[DATA UNDER STUDY Boundary: Start]
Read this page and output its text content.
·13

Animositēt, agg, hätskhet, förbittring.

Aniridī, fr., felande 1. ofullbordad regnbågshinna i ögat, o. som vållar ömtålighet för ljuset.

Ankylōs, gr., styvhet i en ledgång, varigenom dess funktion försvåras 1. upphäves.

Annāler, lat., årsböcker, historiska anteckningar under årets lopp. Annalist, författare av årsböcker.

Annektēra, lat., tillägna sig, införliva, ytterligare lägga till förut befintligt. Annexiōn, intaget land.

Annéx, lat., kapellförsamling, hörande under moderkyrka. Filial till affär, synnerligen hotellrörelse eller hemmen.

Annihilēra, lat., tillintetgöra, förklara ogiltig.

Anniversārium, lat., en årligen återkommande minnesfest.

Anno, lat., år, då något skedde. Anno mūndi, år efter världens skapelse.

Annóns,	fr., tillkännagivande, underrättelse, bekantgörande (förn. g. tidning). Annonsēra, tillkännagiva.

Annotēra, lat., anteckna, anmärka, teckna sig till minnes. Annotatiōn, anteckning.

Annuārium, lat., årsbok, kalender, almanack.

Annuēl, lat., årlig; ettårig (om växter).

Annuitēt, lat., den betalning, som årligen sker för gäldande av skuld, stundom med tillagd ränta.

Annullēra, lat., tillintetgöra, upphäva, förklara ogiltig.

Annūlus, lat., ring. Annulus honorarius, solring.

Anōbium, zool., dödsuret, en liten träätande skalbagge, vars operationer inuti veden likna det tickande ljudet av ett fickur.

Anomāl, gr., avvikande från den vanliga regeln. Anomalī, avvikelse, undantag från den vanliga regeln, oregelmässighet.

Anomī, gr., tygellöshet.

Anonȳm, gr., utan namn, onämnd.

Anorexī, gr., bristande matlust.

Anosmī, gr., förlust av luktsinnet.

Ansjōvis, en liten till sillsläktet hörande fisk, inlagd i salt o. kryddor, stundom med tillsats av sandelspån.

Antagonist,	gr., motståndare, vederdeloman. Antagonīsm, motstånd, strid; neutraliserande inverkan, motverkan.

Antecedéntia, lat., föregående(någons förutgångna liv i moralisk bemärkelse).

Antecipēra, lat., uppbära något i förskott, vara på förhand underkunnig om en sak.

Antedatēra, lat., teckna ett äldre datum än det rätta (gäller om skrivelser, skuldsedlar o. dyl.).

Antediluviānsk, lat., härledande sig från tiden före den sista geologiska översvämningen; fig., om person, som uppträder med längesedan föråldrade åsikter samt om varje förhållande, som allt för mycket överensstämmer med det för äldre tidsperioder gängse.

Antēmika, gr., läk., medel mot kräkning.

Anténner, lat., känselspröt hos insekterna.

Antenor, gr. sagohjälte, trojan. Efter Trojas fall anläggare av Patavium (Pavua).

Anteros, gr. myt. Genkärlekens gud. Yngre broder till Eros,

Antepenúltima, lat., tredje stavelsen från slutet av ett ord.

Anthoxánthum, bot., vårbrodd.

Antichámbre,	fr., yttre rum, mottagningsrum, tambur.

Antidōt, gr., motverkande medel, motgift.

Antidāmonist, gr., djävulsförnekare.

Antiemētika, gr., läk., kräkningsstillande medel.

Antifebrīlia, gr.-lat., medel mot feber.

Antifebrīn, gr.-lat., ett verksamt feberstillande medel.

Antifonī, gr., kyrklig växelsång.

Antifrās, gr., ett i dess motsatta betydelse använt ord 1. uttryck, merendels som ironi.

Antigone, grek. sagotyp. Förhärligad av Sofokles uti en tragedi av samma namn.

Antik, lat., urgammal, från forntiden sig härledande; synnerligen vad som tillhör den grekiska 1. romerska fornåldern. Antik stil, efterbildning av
[DATA UNDER STUDY Boundary: End]
* **YOUR GOAL**
For this exercise, restate every record word for word.

* **RESULT**
Read this page and output its text content.
·13

Animositēt, agg, hätskhet, förbittring.

Aniridī, fr., felande 1. ofullbordad regnbågshinna i ögat, o. som vållar ömtålighet för ljuset.

Ankylōs, gr., styvhet i en ledgång, varigenom dess funktion försvåras 1. upphäves.

Annāler, lat., årsböcker, historiska anteckningar under årets lopp. Annalist, författare av årsböcker.

Annektēra, lat., tillägna sig, införliva, ytterligare lägga till förut befintligt. Annexiōn, intaget land.

Annéx, lat., kapellförsamling, hörande under moderkyrka. Filial till affär, synnerligen hotellrörelse eller hemmen.

Annihilēra, lat., tillintetgöra, förklara ogiltig.

Anniversārium, lat., en årligen återkommande minnesfest.

Anno, lat., år, då något skedde. Anno mūndi, år efter världens skapelse.

Annóns,	fr., tillkännagivande, underrättelse, bekantgörande (förn. g. tidning). Annonsēra, tillkännagiva.

Annotēra, lat., anteckna, anmärka, teckna sig till minnes. Annotatiōn, anteckning.

Annuārium, lat., årsbok, kalender, almanack.

Annuēl, lat., årlig; ettårig (om växter).

Annuitēt, lat., den betalning, som årligen sker för gäldande av skuld, stundom med tillagd ränta.

Annullēra, lat., tillintetgöra, upphäva, förklara ogiltig.

Annūlus, lat., ring. Annulus honorarius, solring.

Anōbium, zool., dödsuret, en liten träätande skalbagge, vars operationer inuti veden likna det tickande ljudet av ett fickur.

Anomāl, gr., avvikande från den vanliga regeln. Anomalī, avvikelse, undantag från den vanliga regeln, oregelmässighet.

Anomī, gr., tygellöshet.

Anonȳm, gr., utan namn, onämnd.

Anorexī, gr., bristande matlust.

Anosmī, gr., förlust av luktsinnet.

Ansjōvis, en liten till sillsläktet hörande fisk, inlagd i salt o. kryddor, stundom med tillsats av sandelspån.

Antagonist,	gr., motståndare, vederdeloman. Antagonīsm, motstånd, strid; neutraliserande inverkan, motverkan.

Antecedéntia, lat., föregående(någons förutgångna liv i moralisk bemärkelse).

Antecipēra, lat., uppbära något i förskott, vara på förhand underkunnig om en sak.

Antedatēra, lat., teckna ett äldre datum än det rätta (gäller om skrivelser, skuldsedlar o. dyl.).

Antediluviānsk, lat., härledande sig från tiden före den sista geologiska översvämningen; fig., om person, som uppträder med längesedan föråldrade åsikter samt om varje förhållande, som allt för mycket överensstämmer med det för äldre tidsperioder gängse.

Antēmika, gr., läk., medel mot kräkning.

Anténner, lat., känselspröt hos insekterna.

Antenor, gr. sagohjälte, trojan. Efter Trojas fall anläggare av Patavium (Pavua).

Anteros, gr. myt. Genkärlekens gud. Yngre broder till Eros,

Antepenúltima, lat., tredje stavelsen från slutet av ett ord.

Anthoxánthum, bot., vårbrodd.

Antichámbre,	fr., yttre rum, mottagningsrum, tambur.

Antidōt, gr., motverkande medel, motgift.

Antidāmonist, gr., djävulsförnekare.

Antiemētika, gr., läk., kräkningsstillande medel.

Antifebrīlia, gr.-lat., medel mot feber.

Antifebrīn, gr.-lat., ett verksamt feberstillande medel.

Antifonī, gr., kyrklig växelsång.

Antifrās, gr., ett i dess motsatta betydelse använt ord 1. uttryck, merendels som ironi.

Antigone, grek. sagotyp. Förhärligad av Sofokles uti en tragedi av samma namn.

Antik, lat., urgammal, från forntiden sig härledande; synnerligen vad som tillhör den grekiska 1. romerska fornåldern. Antik stil, efterbildning av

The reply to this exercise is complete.